Фрагмент документа:
Известный специалист по лингвистике и риторике академик РАО Ю. В. Рождественский в своей статье "Хорош ли русский язык?" пишет о новейшей ситуации следующее: "Современные профессиональные речевые действия невозможны без знания законов всех видов речи, всех форм речевого общения и речевого воздействия. Знание это необходимо прежде всего для того, чтобы уметь критически отнестись и ответственно разобраться в том, что тебе говорят и пишут, иметь свое мнение. Без этого невозможен творческий выбор занятий".

И это, конечно, другое отношение к делу (к языку и речи), чем то, которое провозглашал в свою эпоху Г. Гегель: чтобы съесть бифштекс, необязательно знать его химический состав. Выясняется, что в наши дни "знать химический состав" уже необходимо. То, что перестало быть естественным, нуждается в контроле. Как возможно это новое отношение к языку? Что могло произойти со времен гегелевской "Науки логики" в культуре, что востребовало применение (а не только осуществление) законов речи?

В своей некогда знаменитой книге "Мировые загадки", вышедшей в Штутгарте в 1899 году Эрнст Геккель подвел своеобразную черту эпохе классической рациональности и выдвинул семь нерешенных ключевых проблем. Среди них: 1) вопрос об основе физического мира; 2) вопрос о природе движения; 3) проблема происхождения жизни; 4) вопрос о целесообразном порядке природы; 5) проблема происхождения разума; 6) проблема связи языка и мышления; 7) вопрос о свободе воли человека. Шестую мировую загадку Э. Геккель определяет как проблему развития "членораздельного языка понятий". Этот рационалистический подход к проблеме (при котором язык только функция мышления) "самоочевиден" в наш информационный век.

Язык и мышление имманентны друг другу, мышление есть деятельность, язык – орудие этой деятельности. Но так ли уж верна и очевидна эта "самоочевидная истина"? Всегда ли язык – орудие? Не заблуждается ли мышление в своих "естественных" правах владеть тем, что ему, возможно, не принадлежит? Не оказывается ли ratio в роли самонадеянного Тиберия, а рационалистическая философия в роли льстящего ему Атея Капитона? Верно ли, например, утверждение: невозможно, чтобы слово рождалось помимо рассудка или (даже) вопреки ему? Рационален был бы ответ положительный. Но он противоречит фактам (событиям), поэтому утверждение неверно. Поэтическое слово (о котором Г. Гегель, между прочим, говорит, что оно древнее прозы) впрямую данное утверждение опровергает.

Условие задания:
Определите, согласуются ли с фрагментом три утверждения: (а) книга «Мировые загадки» вышла в Штутгарте в 1899 году; (б) Геккель выдвинул десять нерешенных ключевых проблем; (в) Гегель считал поэтическое слово древнее прозы. На каждое ответьте «да» или «нет» и дословно приведите решающие слова фрагмента.

Строки набора данных:
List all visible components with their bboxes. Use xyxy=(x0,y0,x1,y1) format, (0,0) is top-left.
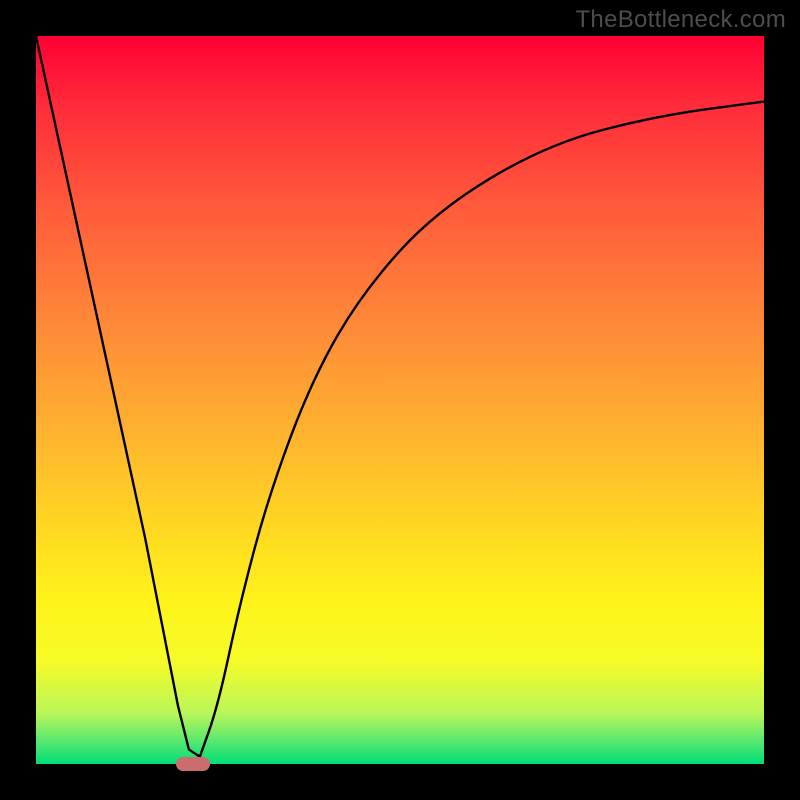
bottleneck-curve xyxy=(36,36,764,764)
ideal-point-marker xyxy=(176,757,210,771)
watermark-text: TheBottleneck.com xyxy=(575,6,786,34)
plot-area xyxy=(36,36,764,764)
chart-frame: TheBottleneck.com xyxy=(0,0,800,800)
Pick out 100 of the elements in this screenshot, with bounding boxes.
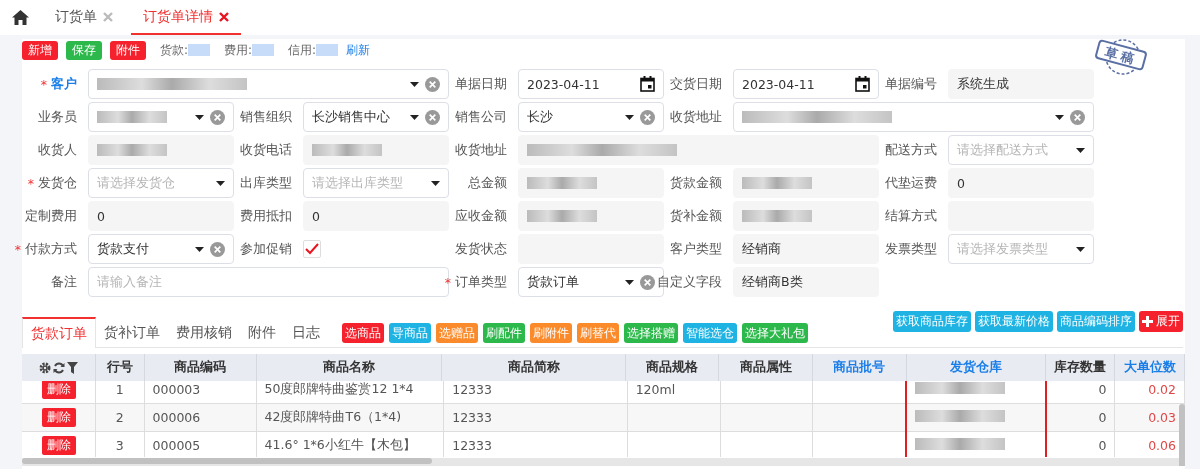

Итоговый ответ:
(а) Да: «вышедшей в Штутгарте в 1899 году».
(б) Нет: «выдвинул семь нерешенных ключевых проблем».
(в) Да: «о котором Г. Гегель, между прочим, говорит, что оно древнее прозы».